**The problem:** The answer is the set of lines that include "Pascal", copied from the data below.

---------- Listed records ----------

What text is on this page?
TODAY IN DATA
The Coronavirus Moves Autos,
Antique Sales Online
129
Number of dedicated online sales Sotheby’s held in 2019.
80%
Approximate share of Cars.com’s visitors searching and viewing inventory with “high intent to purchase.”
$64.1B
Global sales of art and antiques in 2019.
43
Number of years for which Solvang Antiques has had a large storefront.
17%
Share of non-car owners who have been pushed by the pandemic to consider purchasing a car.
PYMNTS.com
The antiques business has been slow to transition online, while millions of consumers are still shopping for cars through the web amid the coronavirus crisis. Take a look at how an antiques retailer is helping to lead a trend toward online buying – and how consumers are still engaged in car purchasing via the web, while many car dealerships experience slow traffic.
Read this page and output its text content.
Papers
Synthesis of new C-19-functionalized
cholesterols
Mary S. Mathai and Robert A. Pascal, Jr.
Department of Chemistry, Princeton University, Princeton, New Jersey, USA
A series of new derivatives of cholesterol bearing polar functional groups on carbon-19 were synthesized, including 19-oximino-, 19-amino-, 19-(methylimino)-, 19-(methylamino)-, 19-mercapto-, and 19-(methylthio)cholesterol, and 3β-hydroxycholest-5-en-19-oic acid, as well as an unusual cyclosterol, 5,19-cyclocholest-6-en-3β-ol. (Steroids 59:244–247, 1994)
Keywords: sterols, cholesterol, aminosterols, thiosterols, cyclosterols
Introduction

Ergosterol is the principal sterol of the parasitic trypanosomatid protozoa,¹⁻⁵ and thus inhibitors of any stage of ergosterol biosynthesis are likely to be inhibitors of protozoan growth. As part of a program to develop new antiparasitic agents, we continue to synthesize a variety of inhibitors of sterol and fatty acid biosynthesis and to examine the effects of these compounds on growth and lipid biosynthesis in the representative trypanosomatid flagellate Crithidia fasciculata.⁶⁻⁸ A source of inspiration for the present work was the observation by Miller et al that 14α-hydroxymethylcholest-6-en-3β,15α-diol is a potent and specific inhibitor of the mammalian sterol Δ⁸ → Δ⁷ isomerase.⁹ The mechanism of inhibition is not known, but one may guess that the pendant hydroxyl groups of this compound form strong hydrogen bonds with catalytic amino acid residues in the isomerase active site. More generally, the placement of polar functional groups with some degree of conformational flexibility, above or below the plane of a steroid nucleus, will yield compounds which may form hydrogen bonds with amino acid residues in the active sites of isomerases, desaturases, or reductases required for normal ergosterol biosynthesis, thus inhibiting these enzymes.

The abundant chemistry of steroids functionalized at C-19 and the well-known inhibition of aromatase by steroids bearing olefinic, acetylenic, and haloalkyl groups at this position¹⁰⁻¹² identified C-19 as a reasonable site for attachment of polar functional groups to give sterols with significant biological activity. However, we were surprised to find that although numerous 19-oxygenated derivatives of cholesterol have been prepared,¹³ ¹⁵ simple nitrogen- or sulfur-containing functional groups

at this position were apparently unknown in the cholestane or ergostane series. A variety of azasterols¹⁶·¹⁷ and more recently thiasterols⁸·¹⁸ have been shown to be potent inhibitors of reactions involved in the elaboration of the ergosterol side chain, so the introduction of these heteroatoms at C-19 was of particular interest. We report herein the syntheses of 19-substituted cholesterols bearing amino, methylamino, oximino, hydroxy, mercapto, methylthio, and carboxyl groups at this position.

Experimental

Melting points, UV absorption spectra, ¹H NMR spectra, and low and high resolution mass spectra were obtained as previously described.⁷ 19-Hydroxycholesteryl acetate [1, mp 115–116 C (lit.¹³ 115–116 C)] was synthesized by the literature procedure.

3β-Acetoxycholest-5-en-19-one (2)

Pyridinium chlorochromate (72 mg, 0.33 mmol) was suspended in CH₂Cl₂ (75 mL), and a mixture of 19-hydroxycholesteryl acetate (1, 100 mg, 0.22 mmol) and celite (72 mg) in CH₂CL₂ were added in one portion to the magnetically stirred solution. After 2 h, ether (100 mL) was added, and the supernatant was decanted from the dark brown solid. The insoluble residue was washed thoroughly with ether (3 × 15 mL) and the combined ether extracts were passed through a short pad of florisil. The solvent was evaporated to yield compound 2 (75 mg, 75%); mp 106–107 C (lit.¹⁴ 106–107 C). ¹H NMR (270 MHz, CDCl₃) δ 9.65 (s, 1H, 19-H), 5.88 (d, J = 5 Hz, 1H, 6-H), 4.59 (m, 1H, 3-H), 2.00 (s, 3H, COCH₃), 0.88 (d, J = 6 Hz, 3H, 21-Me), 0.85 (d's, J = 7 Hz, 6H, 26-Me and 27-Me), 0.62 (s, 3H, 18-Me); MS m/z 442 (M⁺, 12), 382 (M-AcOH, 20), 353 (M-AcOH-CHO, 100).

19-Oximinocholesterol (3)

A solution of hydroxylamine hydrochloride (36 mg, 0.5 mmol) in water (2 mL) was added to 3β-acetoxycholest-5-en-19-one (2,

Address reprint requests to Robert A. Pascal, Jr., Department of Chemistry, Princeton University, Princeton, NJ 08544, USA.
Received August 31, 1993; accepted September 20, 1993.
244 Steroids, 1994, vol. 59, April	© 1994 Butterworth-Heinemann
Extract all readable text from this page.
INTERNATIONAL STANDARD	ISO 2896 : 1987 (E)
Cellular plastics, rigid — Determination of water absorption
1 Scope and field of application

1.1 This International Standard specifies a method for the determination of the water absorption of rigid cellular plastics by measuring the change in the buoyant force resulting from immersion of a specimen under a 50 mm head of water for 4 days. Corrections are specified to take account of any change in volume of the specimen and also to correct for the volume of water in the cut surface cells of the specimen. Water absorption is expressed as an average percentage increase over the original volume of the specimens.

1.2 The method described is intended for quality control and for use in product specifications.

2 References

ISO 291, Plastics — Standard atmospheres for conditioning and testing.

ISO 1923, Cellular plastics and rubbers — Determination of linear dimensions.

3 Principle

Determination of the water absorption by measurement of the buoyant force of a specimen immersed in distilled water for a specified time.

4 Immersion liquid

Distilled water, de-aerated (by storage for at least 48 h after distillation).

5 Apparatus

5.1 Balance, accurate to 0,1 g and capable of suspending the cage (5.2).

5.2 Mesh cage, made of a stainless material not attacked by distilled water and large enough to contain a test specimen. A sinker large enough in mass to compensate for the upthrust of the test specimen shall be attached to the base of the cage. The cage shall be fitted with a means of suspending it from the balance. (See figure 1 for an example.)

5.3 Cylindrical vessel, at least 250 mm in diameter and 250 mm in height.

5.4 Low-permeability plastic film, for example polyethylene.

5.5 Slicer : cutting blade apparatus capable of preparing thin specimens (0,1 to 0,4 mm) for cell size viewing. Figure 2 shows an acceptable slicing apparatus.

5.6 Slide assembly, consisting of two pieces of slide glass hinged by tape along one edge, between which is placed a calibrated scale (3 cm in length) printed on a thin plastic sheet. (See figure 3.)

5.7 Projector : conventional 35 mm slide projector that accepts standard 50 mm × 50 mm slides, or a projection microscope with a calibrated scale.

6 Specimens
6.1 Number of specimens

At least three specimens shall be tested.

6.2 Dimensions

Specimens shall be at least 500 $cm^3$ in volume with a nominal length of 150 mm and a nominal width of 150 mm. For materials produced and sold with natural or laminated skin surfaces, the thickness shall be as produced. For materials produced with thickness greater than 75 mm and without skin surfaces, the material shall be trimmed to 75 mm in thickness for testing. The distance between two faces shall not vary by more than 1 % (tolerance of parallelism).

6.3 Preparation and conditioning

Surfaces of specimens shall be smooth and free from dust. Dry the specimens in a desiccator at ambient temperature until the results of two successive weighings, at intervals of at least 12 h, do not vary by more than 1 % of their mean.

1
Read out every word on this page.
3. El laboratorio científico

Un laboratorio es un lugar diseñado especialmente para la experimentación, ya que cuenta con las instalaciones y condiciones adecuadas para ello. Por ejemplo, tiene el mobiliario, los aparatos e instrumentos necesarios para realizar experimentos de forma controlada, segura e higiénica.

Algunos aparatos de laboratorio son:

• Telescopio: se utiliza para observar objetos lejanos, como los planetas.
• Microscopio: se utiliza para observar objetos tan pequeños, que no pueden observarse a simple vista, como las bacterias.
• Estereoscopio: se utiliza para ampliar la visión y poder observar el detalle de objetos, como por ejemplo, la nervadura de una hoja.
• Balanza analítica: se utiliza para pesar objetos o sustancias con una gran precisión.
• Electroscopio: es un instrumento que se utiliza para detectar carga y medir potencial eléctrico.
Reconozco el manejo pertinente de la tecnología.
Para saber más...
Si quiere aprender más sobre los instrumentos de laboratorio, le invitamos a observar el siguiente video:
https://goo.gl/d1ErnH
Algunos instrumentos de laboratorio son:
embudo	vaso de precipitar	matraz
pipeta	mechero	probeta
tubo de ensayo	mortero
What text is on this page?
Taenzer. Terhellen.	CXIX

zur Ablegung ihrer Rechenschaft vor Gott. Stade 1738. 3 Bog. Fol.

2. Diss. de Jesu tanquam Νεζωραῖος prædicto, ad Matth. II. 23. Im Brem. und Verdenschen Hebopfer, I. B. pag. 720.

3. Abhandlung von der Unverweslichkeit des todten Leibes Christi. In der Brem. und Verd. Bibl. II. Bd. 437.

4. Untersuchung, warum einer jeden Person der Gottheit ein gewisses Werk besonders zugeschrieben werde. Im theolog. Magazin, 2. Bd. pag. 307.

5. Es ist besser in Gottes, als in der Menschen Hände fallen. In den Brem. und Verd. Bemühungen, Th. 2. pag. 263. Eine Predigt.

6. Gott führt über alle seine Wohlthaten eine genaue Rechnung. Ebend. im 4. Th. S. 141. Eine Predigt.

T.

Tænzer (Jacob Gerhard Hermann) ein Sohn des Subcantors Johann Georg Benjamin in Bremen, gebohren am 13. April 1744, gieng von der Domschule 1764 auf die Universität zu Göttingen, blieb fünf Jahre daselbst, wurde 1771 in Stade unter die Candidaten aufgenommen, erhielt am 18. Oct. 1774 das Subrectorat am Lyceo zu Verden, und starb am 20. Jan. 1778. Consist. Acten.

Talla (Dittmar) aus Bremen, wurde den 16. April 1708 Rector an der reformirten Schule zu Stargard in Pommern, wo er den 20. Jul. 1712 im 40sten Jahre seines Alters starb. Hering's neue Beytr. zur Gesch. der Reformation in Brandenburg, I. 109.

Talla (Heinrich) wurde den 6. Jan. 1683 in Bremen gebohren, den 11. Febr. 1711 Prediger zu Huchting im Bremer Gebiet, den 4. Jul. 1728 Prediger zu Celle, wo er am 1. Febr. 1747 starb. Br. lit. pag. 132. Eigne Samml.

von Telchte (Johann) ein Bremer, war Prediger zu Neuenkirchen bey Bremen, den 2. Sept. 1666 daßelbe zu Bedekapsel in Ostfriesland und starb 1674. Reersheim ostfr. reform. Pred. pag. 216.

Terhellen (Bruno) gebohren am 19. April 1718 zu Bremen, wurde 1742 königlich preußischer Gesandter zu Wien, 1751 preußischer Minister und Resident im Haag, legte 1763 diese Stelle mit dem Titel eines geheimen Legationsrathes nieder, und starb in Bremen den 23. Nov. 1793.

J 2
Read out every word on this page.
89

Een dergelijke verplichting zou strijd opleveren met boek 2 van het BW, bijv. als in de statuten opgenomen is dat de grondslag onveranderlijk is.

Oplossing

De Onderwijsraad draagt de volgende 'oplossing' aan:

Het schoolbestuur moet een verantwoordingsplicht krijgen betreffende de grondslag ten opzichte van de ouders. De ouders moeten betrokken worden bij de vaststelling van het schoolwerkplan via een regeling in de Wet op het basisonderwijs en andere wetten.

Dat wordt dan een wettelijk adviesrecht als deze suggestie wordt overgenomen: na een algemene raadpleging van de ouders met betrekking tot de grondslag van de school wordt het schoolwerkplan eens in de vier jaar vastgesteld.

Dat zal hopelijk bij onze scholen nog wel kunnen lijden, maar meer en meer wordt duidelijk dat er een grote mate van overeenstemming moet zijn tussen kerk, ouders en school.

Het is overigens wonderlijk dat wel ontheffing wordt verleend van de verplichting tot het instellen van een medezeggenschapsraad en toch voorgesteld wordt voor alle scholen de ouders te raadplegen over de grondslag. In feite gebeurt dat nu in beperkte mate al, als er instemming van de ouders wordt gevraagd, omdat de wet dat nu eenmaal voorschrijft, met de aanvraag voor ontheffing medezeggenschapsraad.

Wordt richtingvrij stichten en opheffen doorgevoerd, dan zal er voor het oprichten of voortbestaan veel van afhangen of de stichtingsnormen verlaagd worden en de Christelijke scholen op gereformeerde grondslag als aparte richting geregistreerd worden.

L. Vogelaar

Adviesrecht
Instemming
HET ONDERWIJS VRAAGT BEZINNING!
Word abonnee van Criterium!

----------

**Task result:**
Mary S. Mathai and Robert A. Pascal, Jr.
Address reprint requests to Robert A. Pascal, Jr., Department of Chemistry, Princeton University, Princeton, NJ 08544, USA.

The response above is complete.